What needs to be done »
Search the entries for the word "extend" and pull out each line that has it.

Data shown »
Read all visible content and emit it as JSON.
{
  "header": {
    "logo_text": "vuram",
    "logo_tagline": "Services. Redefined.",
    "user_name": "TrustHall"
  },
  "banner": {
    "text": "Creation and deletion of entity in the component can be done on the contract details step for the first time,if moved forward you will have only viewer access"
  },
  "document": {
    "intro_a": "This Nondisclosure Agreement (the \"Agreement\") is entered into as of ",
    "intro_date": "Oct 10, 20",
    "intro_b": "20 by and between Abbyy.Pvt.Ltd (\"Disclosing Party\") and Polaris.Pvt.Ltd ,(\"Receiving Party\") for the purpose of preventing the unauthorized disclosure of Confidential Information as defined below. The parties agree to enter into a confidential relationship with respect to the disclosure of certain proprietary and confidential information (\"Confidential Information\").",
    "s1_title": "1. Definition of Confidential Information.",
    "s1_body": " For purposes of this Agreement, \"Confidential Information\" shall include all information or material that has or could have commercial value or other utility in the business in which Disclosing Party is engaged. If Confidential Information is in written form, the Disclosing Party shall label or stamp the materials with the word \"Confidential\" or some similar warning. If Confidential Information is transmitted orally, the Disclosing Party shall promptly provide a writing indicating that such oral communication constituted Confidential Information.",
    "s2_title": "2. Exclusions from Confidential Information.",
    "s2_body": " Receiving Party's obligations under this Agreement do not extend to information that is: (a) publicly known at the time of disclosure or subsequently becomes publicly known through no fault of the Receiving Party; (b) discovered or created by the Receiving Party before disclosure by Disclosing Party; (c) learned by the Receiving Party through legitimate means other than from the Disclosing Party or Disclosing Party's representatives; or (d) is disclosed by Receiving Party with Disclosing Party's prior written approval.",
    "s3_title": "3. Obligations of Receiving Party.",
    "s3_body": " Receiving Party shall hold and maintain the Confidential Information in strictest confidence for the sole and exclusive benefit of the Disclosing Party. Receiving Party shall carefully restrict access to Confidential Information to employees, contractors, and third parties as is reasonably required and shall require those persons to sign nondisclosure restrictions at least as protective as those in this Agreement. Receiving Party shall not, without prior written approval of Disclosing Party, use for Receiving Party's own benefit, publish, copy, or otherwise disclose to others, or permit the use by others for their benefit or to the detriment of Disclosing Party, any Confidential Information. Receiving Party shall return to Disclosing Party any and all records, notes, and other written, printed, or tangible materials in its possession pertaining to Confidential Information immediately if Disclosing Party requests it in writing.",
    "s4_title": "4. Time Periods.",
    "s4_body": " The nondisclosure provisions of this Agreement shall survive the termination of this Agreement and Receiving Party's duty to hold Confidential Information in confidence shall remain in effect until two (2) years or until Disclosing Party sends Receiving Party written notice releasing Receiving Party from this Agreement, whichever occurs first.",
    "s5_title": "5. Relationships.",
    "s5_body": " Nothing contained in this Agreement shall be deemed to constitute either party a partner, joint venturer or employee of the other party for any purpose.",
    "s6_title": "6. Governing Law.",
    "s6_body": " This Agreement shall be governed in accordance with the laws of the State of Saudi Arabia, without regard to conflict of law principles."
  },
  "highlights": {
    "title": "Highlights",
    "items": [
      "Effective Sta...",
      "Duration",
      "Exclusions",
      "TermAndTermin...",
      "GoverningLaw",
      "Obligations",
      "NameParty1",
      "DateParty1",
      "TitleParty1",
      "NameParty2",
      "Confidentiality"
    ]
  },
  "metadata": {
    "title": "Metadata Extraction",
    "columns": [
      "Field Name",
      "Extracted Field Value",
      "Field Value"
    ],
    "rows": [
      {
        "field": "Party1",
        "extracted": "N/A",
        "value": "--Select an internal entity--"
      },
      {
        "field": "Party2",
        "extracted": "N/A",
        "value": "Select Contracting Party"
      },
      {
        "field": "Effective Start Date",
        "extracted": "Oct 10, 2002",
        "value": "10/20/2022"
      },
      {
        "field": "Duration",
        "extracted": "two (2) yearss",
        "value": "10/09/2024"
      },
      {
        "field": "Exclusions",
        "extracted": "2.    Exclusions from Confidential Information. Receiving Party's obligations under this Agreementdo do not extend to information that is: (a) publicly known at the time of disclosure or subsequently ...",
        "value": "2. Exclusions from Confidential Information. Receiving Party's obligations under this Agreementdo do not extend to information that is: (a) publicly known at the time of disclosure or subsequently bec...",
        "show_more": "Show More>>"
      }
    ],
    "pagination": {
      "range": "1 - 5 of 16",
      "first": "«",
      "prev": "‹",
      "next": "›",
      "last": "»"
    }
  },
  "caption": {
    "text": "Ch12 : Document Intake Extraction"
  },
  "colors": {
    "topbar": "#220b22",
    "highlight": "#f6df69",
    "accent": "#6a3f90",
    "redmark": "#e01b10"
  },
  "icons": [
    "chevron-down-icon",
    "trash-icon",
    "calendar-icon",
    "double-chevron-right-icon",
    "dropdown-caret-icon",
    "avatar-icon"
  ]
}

Full response »
    "s2_body": " Receiving Party's obligations under this Agreement do not extend to information that is: (a) publicly known at the time of disclosure or subsequently becomes publicly known through no fault of the Receiving Party; (b) discovered or created by the Receiving Party before disclosure by Disclosing Party; (c) learned by the Receiving Party through legitimate means other than from the Disclosing Party or Disclosing Party's representatives; or (d) is disclosed by Receiving Party with Disclosing Party's prior written approval.",
        "extracted": "2.    Exclusions from Confidential Information. Receiving Party's obligations under this Agreementdo do not extend to information that is: (a) publicly known at the time of disclosure or subsequently ...",
        "value": "2. Exclusions from Confidential Information. Receiving Party's obligations under this Agreementdo do not extend to information that is: (a) publicly known at the time of disclosure or subsequently bec...",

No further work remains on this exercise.